● **What is required**
Each line containing the word "الدوام" must be reported.

#### Information provided

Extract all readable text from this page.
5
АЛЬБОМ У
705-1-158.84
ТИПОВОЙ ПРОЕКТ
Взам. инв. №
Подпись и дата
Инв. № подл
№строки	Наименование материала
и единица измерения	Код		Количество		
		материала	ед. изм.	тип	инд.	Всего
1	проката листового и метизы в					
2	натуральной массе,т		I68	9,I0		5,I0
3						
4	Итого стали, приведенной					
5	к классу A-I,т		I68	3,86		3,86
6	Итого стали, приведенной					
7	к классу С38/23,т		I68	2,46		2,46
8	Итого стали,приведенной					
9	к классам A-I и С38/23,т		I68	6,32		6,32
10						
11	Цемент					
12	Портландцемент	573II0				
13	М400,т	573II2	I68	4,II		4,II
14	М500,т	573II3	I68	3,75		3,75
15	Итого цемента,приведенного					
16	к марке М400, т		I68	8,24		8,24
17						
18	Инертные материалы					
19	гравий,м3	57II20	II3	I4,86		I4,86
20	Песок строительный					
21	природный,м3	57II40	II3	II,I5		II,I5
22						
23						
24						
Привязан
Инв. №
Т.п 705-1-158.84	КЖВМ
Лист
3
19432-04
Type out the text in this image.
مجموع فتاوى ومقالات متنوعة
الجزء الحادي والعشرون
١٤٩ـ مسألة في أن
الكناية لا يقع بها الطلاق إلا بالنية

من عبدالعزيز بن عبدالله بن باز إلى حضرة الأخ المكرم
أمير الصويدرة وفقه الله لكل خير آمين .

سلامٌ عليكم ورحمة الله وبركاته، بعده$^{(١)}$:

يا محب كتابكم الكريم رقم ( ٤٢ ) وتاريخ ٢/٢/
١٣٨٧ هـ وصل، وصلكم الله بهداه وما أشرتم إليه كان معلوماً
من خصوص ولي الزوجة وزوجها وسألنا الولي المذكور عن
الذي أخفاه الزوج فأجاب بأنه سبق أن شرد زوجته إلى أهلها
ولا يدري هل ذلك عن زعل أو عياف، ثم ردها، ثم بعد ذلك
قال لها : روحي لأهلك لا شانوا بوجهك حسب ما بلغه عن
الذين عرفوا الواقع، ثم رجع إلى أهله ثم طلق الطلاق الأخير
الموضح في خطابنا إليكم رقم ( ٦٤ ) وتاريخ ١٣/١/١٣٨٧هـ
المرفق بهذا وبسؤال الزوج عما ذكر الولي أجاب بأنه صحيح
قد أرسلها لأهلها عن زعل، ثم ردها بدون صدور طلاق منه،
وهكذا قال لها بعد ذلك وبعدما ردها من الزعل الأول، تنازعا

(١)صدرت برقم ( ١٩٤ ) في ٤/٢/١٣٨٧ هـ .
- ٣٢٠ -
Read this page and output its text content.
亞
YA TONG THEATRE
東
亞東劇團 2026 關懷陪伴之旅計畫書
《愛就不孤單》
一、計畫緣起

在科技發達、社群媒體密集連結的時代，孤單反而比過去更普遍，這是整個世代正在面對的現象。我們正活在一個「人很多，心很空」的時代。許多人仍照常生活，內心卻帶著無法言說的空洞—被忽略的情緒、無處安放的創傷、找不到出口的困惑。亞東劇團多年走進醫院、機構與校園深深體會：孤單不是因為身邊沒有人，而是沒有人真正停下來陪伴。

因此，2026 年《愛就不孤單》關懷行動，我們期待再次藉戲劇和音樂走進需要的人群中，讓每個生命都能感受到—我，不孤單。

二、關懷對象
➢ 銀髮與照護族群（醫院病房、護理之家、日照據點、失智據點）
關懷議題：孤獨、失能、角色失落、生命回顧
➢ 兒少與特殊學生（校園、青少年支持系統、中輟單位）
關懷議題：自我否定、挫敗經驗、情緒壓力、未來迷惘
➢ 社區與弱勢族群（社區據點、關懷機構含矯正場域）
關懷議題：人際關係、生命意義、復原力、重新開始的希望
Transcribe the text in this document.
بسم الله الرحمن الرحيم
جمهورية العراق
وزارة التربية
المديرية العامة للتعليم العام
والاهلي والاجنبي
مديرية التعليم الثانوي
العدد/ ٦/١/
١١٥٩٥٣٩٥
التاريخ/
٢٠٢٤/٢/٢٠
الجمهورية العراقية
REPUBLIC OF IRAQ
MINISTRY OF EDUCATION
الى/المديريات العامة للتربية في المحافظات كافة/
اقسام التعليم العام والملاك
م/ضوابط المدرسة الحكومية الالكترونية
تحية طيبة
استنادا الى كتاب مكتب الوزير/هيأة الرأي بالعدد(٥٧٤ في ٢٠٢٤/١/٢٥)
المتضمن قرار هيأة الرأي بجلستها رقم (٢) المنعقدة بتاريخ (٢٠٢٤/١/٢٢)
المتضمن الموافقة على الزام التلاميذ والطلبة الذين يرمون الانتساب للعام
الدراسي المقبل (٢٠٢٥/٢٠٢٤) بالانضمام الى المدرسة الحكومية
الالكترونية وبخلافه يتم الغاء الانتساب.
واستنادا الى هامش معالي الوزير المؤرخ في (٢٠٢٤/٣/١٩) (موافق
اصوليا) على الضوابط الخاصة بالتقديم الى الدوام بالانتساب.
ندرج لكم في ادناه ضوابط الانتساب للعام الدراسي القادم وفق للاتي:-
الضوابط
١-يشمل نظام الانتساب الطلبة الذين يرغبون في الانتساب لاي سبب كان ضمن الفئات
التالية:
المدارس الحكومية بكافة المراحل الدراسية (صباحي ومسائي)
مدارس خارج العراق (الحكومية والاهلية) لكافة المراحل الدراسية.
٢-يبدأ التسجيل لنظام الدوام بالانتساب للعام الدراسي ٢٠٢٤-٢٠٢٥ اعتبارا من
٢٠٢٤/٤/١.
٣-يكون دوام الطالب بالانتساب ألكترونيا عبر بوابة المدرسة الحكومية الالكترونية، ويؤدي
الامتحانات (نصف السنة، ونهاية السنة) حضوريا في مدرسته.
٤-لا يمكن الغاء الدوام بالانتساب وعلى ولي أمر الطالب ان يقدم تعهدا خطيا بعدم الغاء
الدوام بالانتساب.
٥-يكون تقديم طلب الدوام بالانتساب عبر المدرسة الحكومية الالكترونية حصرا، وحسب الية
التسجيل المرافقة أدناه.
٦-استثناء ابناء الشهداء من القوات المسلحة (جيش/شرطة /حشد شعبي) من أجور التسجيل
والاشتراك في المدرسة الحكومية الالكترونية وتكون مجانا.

########

● **Answer in full**
اصوليا) على الضوابط الخاصة بالتقديم الى الدوام بالانتساب.
٢-يبدأ التسجيل لنظام الدوام بالانتساب للعام الدراسي ٢٠٢٤-٢٠٢٥ اعتبارا من
٤-لا يمكن الغاء الدوام بالانتساب وعلى ولي أمر الطالب ان يقدم تعهدا خطيا بعدم الغاء
الدوام بالانتساب.
٥-يكون تقديم طلب الدوام بالانتساب عبر المدرسة الحكومية الالكترونية حصرا، وحسب الية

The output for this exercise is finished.